═══ Data excerpts

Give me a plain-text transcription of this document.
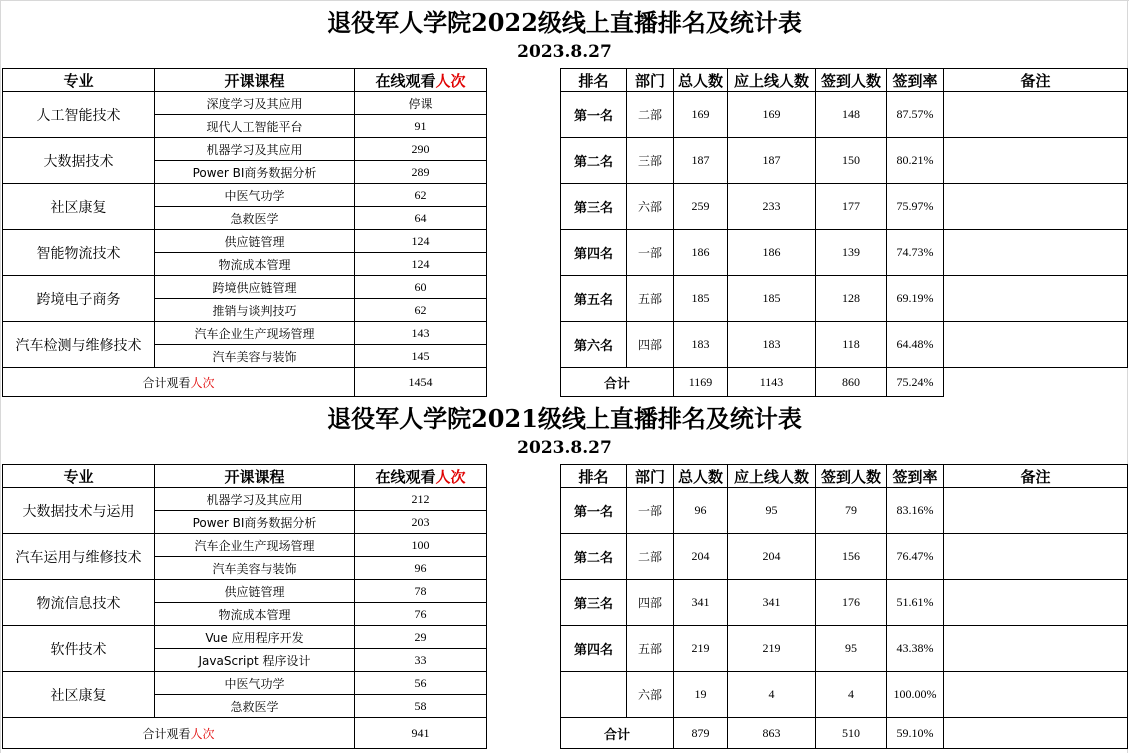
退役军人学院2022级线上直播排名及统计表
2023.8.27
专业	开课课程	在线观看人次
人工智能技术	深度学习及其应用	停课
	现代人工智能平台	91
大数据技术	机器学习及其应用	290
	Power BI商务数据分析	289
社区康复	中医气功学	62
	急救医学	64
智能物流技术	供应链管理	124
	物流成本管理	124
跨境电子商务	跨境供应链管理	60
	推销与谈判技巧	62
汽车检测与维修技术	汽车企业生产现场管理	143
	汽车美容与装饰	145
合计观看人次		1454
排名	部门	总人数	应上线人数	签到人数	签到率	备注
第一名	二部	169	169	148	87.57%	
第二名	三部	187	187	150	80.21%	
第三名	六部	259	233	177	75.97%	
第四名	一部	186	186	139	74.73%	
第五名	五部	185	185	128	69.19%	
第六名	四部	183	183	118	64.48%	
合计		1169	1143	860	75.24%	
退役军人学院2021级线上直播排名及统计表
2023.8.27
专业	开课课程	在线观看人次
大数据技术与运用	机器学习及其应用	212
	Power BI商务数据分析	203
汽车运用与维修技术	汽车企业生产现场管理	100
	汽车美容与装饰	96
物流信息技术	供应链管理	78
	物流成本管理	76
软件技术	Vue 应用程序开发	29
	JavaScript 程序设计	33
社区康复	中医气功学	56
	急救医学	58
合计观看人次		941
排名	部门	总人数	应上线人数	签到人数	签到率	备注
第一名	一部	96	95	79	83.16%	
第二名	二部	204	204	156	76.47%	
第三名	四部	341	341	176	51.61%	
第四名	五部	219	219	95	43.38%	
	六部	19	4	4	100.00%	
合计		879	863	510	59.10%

══════
═══ Data excerpts

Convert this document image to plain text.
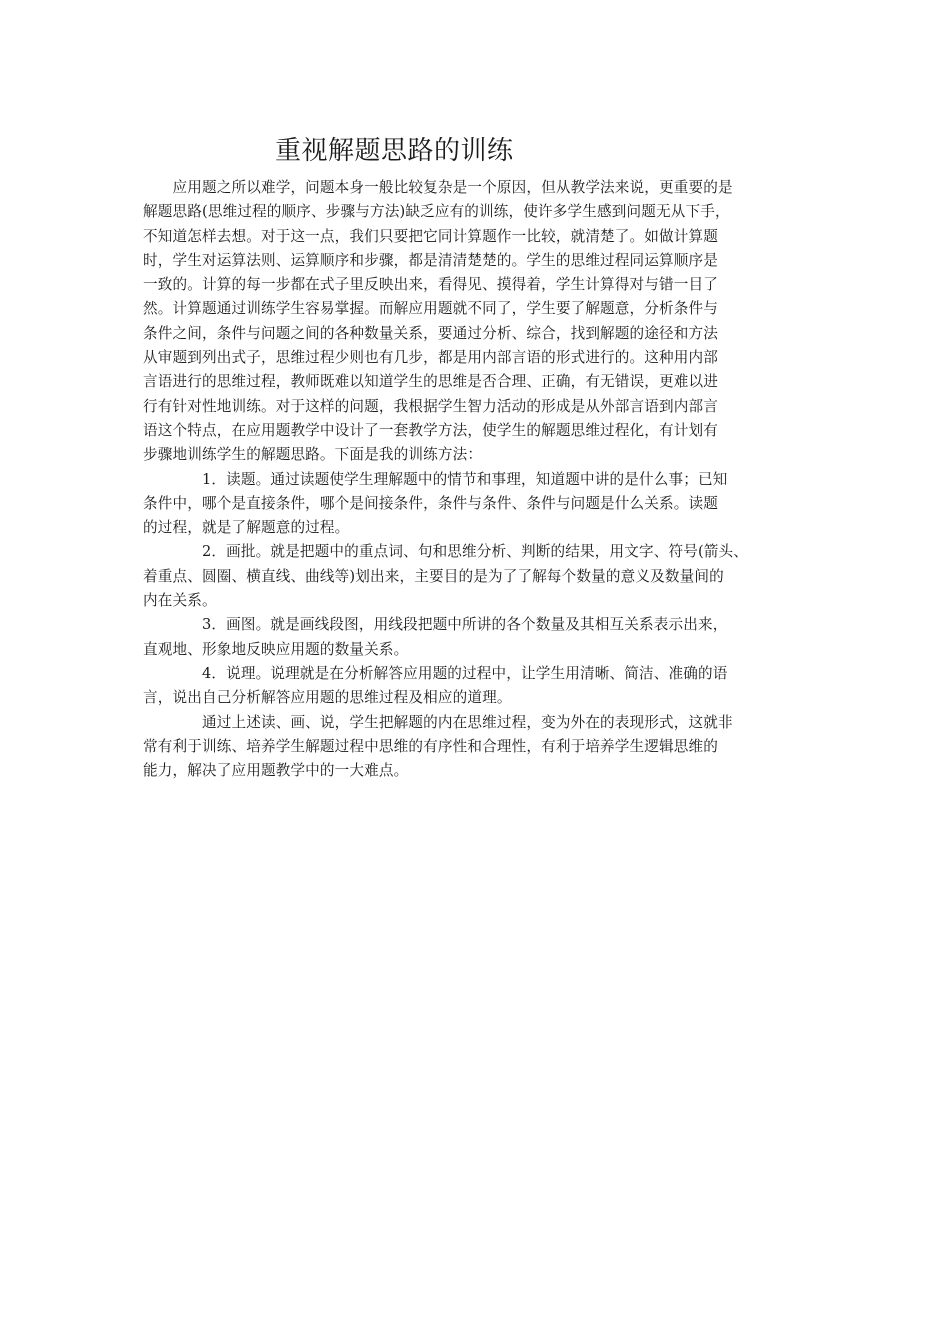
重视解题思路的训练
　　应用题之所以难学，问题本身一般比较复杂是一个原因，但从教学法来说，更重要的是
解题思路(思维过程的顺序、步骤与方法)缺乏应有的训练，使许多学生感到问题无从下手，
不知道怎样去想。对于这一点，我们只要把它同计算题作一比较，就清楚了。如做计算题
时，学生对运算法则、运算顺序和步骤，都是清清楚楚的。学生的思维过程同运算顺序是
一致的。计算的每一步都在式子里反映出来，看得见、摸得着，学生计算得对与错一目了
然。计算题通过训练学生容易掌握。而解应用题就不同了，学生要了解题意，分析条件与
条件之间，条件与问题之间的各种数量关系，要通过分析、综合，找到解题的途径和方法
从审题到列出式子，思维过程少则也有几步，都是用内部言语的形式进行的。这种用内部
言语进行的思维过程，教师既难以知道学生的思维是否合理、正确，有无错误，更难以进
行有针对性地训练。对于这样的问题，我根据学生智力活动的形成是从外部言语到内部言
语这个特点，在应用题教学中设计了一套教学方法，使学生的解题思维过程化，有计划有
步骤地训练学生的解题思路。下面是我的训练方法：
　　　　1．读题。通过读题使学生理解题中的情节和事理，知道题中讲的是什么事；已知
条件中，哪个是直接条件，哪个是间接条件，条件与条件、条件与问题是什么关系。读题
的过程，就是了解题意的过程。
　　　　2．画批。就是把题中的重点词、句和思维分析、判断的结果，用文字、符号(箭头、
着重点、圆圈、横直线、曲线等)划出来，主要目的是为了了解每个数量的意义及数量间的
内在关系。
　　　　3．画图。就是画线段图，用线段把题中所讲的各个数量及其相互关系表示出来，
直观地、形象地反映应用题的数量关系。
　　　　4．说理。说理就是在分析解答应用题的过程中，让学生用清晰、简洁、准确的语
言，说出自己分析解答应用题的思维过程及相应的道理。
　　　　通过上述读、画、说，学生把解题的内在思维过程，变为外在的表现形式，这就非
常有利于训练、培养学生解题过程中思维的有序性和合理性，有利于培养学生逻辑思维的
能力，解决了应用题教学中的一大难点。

══════

Scan the listing above and copy all lines containing the word "document".

Reply:
Give me a plain-text transcription of this document.
Convert this document image to plain text.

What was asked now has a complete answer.